[Excerpt from a dataset]
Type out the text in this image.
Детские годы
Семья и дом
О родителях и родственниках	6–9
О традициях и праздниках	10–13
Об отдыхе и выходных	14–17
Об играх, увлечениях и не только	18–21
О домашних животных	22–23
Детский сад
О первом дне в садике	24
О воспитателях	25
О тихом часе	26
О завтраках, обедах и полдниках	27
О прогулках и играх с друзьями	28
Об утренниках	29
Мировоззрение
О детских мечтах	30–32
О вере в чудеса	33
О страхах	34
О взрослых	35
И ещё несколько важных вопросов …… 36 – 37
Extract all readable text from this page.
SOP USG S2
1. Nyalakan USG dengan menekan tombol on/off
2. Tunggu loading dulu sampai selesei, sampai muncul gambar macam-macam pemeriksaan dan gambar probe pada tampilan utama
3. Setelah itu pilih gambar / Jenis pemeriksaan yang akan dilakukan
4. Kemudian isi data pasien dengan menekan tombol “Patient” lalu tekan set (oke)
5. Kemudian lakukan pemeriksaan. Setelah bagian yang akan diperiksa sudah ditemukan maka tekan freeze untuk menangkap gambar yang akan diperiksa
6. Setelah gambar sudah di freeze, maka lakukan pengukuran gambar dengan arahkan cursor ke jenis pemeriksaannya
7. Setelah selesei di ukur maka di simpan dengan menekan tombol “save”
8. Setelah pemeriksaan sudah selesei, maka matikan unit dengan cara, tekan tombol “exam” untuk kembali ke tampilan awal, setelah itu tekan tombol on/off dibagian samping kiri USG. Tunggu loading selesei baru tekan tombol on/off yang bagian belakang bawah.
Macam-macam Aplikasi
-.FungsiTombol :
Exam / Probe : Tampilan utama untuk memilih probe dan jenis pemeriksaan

Problem to solve: Copy every record above exactly as it appears.

Exercise result:
Type out the text in this image.
Детские годы
Семья и дом
О родителях и родственниках	6–9
О традициях и праздниках	10–13
Об отдыхе и выходных	14–17
Об играх, увлечениях и не только	18–21
О домашних животных	22–23
Детский сад
О первом дне в садике	24
О воспитателях	25
О тихом часе	26
О завтраках, обедах и полдниках	27
О прогулках и играх с друзьями	28
Об утренниках	29
Мировоззрение
О детских мечтах	30–32
О вере в чудеса	33
О страхах	34
О взрослых	35
И ещё несколько важных вопросов …… 36 – 37
Extract all readable text from this page.
SOP USG S2
1. Nyalakan USG dengan menekan tombol on/off
2. Tunggu loading dulu sampai selesei, sampai muncul gambar macam-macam pemeriksaan dan gambar probe pada tampilan utama
3. Setelah itu pilih gambar / Jenis pemeriksaan yang akan dilakukan
4. Kemudian isi data pasien dengan menekan tombol “Patient” lalu tekan set (oke)
5. Kemudian lakukan pemeriksaan. Setelah bagian yang akan diperiksa sudah ditemukan maka tekan freeze untuk menangkap gambar yang akan diperiksa
6. Setelah gambar sudah di freeze, maka lakukan pengukuran gambar dengan arahkan cursor ke jenis pemeriksaannya
7. Setelah selesei di ukur maka di simpan dengan menekan tombol “save”
8. Setelah pemeriksaan sudah selesei, maka matikan unit dengan cara, tekan tombol “exam” untuk kembali ke tampilan awal, setelah itu tekan tombol on/off dibagian samping kiri USG. Tunggu loading selesei baru tekan tombol on/off yang bagian belakang bawah.
Macam-macam Aplikasi
-.FungsiTombol :
Exam / Probe : Tampilan utama untuk memilih probe dan jenis pemeriksaan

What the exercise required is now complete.